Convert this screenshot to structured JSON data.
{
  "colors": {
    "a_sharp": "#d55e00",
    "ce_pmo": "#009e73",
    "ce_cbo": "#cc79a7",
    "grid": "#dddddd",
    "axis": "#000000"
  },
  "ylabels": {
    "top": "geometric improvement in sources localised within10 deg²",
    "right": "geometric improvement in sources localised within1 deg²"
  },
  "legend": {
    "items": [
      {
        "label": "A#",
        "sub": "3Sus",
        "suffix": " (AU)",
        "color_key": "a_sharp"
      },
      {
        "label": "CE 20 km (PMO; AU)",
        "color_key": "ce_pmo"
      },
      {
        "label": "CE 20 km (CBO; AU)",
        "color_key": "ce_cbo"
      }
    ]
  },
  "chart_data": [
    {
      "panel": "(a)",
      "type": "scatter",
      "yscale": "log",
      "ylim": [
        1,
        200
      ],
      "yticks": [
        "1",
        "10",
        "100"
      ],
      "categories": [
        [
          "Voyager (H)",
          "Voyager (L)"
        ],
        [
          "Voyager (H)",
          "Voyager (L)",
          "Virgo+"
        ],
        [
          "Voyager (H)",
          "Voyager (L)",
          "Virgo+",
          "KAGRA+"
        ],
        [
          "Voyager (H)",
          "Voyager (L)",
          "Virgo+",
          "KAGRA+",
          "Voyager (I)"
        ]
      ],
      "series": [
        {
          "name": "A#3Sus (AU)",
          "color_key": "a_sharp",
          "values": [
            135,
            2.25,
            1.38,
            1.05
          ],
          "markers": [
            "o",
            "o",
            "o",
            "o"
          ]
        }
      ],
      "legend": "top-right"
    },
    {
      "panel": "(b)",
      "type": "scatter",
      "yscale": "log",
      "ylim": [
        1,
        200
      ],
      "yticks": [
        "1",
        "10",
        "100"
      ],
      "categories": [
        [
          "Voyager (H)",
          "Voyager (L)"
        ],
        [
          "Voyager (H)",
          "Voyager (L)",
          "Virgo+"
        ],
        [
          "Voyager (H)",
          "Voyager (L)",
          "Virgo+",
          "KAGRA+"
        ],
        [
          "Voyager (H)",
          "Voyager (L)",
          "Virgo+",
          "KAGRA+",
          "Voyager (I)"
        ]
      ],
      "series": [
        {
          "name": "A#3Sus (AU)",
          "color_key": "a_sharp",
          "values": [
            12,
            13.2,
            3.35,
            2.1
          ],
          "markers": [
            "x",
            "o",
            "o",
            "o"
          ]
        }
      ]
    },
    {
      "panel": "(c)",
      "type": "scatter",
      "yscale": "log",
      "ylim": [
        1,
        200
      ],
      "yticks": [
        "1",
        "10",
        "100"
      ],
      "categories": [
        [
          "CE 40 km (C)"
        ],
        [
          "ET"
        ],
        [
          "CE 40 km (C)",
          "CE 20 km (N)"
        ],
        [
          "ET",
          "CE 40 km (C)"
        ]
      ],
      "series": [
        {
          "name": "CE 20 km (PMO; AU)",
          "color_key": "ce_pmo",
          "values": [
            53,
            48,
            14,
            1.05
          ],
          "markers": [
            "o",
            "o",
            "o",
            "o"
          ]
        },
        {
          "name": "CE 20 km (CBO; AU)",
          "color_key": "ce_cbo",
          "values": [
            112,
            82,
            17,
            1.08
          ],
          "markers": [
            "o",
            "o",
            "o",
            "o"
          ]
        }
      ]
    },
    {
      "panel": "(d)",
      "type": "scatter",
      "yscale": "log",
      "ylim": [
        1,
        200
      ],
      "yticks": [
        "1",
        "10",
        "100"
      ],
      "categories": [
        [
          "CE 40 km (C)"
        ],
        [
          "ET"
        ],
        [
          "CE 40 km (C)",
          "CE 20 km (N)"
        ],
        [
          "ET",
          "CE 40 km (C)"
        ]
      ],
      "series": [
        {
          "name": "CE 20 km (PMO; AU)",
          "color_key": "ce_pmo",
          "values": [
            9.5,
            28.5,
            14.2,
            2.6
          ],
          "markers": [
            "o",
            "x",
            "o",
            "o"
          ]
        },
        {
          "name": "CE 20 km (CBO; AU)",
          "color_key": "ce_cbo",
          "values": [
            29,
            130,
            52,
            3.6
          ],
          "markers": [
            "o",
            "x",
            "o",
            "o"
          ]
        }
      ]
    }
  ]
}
§ §
# [What is being asked]
Please quote every record above exactly as it appears.

# [The response]
Convert this screenshot to structured JSON data.
{
  "colors": {
    "a_sharp": "#d55e00",
    "ce_pmo": "#009e73",
    "ce_cbo": "#cc79a7",
    "grid": "#dddddd",
    "axis": "#000000"
  },
  "ylabels": {
    "top": "geometric improvement in sources localised within10 deg²",
    "right": "geometric improvement in sources localised within1 deg²"
  },
  "legend": {
    "items": [
      {
        "label": "A#",
        "sub": "3Sus",
        "suffix": " (AU)",
        "color_key": "a_sharp"
      },
      {
        "label": "CE 20 km (PMO; AU)",
        "color_key": "ce_pmo"
      },
      {
        "label": "CE 20 km (CBO; AU)",
        "color_key": "ce_cbo"
      }
    ]
  },
  "chart_data": [
    {
      "panel": "(a)",
      "type": "scatter",
      "yscale": "log",
      "ylim": [
        1,
        200
      ],
      "yticks": [
        "1",
        "10",
        "100"
      ],
      "categories": [
        [
          "Voyager (H)",
          "Voyager (L)"
        ],
        [
          "Voyager (H)",
          "Voyager (L)",
          "Virgo+"
        ],
        [
          "Voyager (H)",
          "Voyager (L)",
          "Virgo+",
          "KAGRA+"
        ],
        [
          "Voyager (H)",
          "Voyager (L)",
          "Virgo+",
          "KAGRA+",
          "Voyager (I)"
        ]
      ],
      "series": [
        {
          "name": "A#3Sus (AU)",
          "color_key": "a_sharp",
          "values": [
            135,
            2.25,
            1.38,
            1.05
          ],
          "markers": [
            "o",
            "o",
            "o",
            "o"
          ]
        }
      ],
      "legend": "top-right"
    },
    {
      "panel": "(b)",
      "type": "scatter",
      "yscale": "log",
      "ylim": [
        1,
        200
      ],
      "yticks": [
        "1",
        "10",
        "100"
      ],
      "categories": [
        [
          "Voyager (H)",
          "Voyager (L)"
        ],
        [
          "Voyager (H)",
          "Voyager (L)",
          "Virgo+"
        ],
        [
          "Voyager (H)",
          "Voyager (L)",
          "Virgo+",
          "KAGRA+"
        ],
        [
          "Voyager (H)",
          "Voyager (L)",
          "Virgo+",
          "KAGRA+",
          "Voyager (I)"
        ]
      ],
      "series": [
        {
          "name": "A#3Sus (AU)",
          "color_key": "a_sharp",
          "values": [
            12,
            13.2,
            3.35,
            2.1
          ],
          "markers": [
            "x",
            "o",
            "o",
            "o"
          ]
        }
      ]
    },
    {
      "panel": "(c)",
      "type": "scatter",
      "yscale": "log",
      "ylim": [
        1,
        200
      ],
      "yticks": [
        "1",
        "10",
        "100"
      ],
      "categories": [
        [
          "CE 40 km (C)"
        ],
        [
          "ET"
        ],
        [
          "CE 40 km (C)",
          "CE 20 km (N)"
        ],
        [
          "ET",
          "CE 40 km (C)"
        ]
      ],
      "series": [
        {
          "name": "CE 20 km (PMO; AU)",
          "color_key": "ce_pmo",
          "values": [
            53,
            48,
            14,
            1.05
          ],
          "markers": [
            "o",
            "o",
            "o",
            "o"
          ]
        },
        {
          "name": "CE 20 km (CBO; AU)",
          "color_key": "ce_cbo",
          "values": [
            112,
            82,
            17,
            1.08
          ],
          "markers": [
            "o",
            "o",
            "o",
            "o"
          ]
        }
      ]
    },
    {
      "panel": "(d)",
      "type": "scatter",
      "yscale": "log",
      "ylim": [
        1,
        200
      ],
      "yticks": [
        "1",
        "10",
        "100"
      ],
      "categories": [
        [
          "CE 40 km (C)"
        ],
        [
          "ET"
        ],
        [
          "CE 40 km (C)",
          "CE 20 km (N)"
        ],
        [
          "ET",
          "CE 40 km (C)"
        ]
      ],
      "series": [
        {
          "name": "CE 20 km (PMO; AU)",
          "color_key": "ce_pmo",
          "values": [
            9.5,
            28.5,
            14.2,
            2.6
          ],
          "markers": [
            "o",
            "x",
            "o",
            "o"
          ]
        },
        {
          "name": "CE 20 km (CBO; AU)",
          "color_key": "ce_cbo",
          "values": [
            29,
            130,
            52,
            3.6
          ],
          "markers": [
            "o",
            "x",
            "o",
            "o"
          ]
        }
      ]
    }
  ]
}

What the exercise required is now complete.